#### [Task instructions]
Where the word "Abstract" occurs in a line of the listing, please copy the line.

#### [Records for this task]
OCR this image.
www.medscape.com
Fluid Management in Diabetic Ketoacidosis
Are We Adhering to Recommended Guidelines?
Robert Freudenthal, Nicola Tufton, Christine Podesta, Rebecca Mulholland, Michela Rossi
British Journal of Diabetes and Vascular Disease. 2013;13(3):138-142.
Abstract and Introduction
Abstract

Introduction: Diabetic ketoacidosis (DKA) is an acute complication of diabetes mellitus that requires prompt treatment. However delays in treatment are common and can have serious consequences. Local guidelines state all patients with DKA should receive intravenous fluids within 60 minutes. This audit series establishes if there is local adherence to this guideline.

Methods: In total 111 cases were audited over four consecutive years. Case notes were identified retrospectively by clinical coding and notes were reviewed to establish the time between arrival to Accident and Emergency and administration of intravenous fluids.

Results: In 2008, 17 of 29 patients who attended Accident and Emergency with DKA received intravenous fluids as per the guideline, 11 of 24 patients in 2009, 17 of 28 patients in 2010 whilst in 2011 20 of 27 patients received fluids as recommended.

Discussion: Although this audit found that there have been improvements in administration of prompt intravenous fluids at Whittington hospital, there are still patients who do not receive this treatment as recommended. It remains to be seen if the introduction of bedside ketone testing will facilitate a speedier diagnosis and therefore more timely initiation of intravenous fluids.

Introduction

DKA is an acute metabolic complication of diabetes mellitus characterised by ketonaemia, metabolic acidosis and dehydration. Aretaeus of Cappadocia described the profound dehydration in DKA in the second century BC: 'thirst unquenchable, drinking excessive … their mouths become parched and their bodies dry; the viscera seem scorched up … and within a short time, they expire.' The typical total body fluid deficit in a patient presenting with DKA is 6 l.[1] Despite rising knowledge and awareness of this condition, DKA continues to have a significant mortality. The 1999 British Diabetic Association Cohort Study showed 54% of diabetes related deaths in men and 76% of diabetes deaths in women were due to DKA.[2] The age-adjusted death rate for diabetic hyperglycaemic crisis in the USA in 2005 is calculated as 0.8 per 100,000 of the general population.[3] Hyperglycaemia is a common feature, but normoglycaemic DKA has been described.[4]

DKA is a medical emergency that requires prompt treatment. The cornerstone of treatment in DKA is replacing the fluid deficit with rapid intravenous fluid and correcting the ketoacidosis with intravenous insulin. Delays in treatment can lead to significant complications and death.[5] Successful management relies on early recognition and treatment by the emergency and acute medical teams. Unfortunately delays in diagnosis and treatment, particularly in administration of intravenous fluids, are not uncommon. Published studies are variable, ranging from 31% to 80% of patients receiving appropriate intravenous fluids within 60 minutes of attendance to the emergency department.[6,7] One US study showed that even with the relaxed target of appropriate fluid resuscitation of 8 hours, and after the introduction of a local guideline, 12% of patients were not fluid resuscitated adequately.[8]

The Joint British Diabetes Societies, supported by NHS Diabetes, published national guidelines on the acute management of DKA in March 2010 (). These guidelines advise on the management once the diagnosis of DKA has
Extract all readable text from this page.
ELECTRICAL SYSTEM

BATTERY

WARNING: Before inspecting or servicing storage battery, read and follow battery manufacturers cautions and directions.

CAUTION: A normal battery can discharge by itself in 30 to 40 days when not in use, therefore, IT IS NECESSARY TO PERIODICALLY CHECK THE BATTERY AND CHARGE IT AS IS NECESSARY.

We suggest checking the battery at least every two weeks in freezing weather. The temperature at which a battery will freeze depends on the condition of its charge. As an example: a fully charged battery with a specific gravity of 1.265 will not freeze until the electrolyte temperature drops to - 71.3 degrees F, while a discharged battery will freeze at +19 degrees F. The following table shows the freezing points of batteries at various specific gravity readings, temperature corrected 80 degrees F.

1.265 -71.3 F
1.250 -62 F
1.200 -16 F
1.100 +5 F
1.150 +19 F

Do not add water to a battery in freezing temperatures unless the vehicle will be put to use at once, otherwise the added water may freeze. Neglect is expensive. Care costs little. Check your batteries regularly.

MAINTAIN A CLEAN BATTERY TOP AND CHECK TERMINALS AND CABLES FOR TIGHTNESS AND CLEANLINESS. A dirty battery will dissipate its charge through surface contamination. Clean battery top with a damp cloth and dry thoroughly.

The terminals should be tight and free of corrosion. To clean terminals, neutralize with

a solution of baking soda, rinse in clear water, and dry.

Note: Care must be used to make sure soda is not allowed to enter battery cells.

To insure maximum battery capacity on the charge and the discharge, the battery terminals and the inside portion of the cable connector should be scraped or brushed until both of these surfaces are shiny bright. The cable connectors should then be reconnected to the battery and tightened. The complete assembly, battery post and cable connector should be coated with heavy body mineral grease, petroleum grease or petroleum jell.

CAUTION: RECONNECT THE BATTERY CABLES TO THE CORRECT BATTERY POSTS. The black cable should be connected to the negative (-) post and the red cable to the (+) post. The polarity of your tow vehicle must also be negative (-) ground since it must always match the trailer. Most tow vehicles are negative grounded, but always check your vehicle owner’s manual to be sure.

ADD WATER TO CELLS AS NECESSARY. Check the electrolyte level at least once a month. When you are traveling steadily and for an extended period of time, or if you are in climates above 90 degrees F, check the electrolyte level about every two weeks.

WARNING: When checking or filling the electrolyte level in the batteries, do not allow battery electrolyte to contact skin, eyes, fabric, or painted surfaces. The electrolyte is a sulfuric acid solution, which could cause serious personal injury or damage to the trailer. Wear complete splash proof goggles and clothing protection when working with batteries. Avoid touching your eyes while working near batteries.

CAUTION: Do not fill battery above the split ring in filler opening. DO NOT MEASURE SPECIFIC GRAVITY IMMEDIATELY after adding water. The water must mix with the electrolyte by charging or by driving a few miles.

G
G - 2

#### [Reply to the exercise]
Abstract and Introduction
Abstract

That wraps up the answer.